= Written instruction =
Swap every "output-line" in the entries for "result-line" and write the entries out again with nothing else changed. Leave the pictures out.

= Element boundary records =

━━━━

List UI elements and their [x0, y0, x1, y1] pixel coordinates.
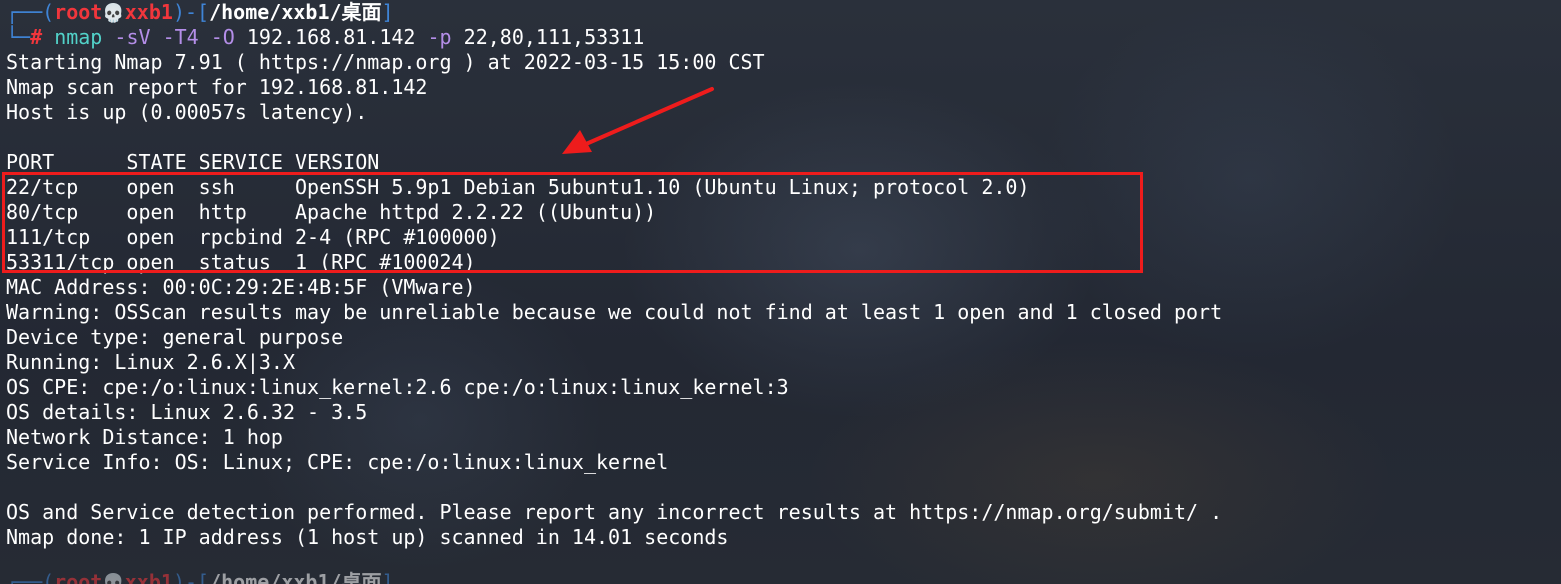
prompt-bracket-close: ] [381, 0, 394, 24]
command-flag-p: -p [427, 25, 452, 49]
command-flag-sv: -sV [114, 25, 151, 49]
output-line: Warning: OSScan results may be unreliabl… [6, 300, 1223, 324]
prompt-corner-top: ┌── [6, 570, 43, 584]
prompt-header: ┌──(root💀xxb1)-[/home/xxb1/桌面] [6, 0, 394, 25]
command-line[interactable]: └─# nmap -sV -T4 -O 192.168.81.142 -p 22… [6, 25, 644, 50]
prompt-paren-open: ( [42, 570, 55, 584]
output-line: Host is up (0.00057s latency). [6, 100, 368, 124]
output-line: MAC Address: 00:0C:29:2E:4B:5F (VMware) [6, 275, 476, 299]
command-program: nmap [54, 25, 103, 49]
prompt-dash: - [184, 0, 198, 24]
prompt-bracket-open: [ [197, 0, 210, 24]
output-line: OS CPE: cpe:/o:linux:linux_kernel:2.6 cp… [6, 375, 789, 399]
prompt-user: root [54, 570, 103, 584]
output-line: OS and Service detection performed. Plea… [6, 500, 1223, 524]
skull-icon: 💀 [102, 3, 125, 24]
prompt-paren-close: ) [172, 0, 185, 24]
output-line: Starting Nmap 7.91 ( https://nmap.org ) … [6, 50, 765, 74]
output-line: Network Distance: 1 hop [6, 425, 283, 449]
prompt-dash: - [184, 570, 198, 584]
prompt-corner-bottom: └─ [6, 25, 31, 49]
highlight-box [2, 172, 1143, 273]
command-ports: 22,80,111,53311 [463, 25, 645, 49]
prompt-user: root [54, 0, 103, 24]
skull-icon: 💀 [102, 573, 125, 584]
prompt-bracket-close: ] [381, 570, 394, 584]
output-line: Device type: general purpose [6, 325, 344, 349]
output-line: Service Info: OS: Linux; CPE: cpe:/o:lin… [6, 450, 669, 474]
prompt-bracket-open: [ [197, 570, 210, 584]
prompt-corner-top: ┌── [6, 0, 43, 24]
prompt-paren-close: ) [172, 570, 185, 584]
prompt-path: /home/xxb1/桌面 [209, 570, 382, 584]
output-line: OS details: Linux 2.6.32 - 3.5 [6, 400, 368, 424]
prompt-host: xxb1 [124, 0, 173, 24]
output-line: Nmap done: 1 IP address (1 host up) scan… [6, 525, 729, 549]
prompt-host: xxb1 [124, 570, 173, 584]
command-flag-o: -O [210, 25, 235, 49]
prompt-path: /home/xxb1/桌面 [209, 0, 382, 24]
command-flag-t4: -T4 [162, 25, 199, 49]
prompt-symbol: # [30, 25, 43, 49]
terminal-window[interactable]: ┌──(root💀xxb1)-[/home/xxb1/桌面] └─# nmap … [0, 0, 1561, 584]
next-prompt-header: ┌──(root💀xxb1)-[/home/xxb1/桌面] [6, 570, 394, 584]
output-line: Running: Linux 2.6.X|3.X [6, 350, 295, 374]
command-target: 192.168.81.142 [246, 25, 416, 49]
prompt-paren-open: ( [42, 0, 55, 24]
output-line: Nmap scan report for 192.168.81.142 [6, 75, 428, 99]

━━━━

= The reply =
List UI elements and their [x0, y0, x1, y1] pixel coordinates.
prompt-bracket-close: ] [381, 0, 394, 24]
command-flag-p: -p [427, 25, 452, 49]
command-flag-sv: -sV [114, 25, 151, 49]
result-line: Warning: OSScan results may be unreliabl… [6, 300, 1223, 324]
prompt-corner-top: ┌── [6, 570, 43, 584]
prompt-header: ┌──(root💀xxb1)-[/home/xxb1/桌面] [6, 0, 394, 25]
command-line[interactable]: └─# nmap -sV -T4 -O 192.168.81.142 -p 22… [6, 25, 644, 50]
prompt-paren-open: ( [42, 570, 55, 584]
result-line: Host is up (0.00057s latency). [6, 100, 368, 124]
result-line: MAC Address: 00:0C:29:2E:4B:5F (VMware) [6, 275, 476, 299]
command-program: nmap [54, 25, 103, 49]
prompt-dash: - [184, 0, 198, 24]
prompt-bracket-open: [ [197, 0, 210, 24]
result-line: OS CPE: cpe:/o:linux:linux_kernel:2.6 cp… [6, 375, 789, 399]
prompt-user: root [54, 570, 103, 584]
result-line: OS and Service detection performed. Plea… [6, 500, 1223, 524]
skull-icon: 💀 [102, 3, 125, 24]
prompt-paren-close: ) [172, 0, 185, 24]
result-line: Starting Nmap 7.91 ( https://nmap.org ) … [6, 50, 765, 74]
result-line: Network Distance: 1 hop [6, 425, 283, 449]
prompt-dash: - [184, 570, 198, 584]
prompt-corner-bottom: └─ [6, 25, 31, 49]
highlight-box [2, 172, 1143, 273]
command-ports: 22,80,111,53311 [463, 25, 645, 49]
prompt-user: root [54, 0, 103, 24]
skull-icon: 💀 [102, 573, 125, 584]
prompt-bracket-close: ] [381, 570, 394, 584]
result-line: Device type: general purpose [6, 325, 344, 349]
result-line: Service Info: OS: Linux; CPE: cpe:/o:lin… [6, 450, 669, 474]
prompt-bracket-open: [ [197, 570, 210, 584]
prompt-corner-top: ┌── [6, 0, 43, 24]
prompt-paren-close: ) [172, 570, 185, 584]
prompt-path: /home/xxb1/桌面 [209, 570, 382, 584]
result-line: OS details: Linux 2.6.32 - 3.5 [6, 400, 368, 424]
prompt-host: xxb1 [124, 0, 173, 24]
result-line: Nmap done: 1 IP address (1 host up) scan… [6, 525, 729, 549]
prompt-host: xxb1 [124, 570, 173, 584]
command-flag-o: -O [210, 25, 235, 49]
prompt-path: /home/xxb1/桌面 [209, 0, 382, 24]
command-flag-t4: -T4 [162, 25, 199, 49]
prompt-symbol: # [30, 25, 43, 49]
terminal-window[interactable]: ┌──(root💀xxb1)-[/home/xxb1/桌面] └─# nmap … [0, 0, 1561, 584]
next-prompt-header: ┌──(root💀xxb1)-[/home/xxb1/桌面] [6, 570, 394, 584]
result-line: Running: Linux 2.6.X|3.X [6, 350, 295, 374]
command-target: 192.168.81.142 [246, 25, 416, 49]
prompt-paren-open: ( [42, 0, 55, 24]
result-line: Nmap scan report for 192.168.81.142 [6, 75, 428, 99]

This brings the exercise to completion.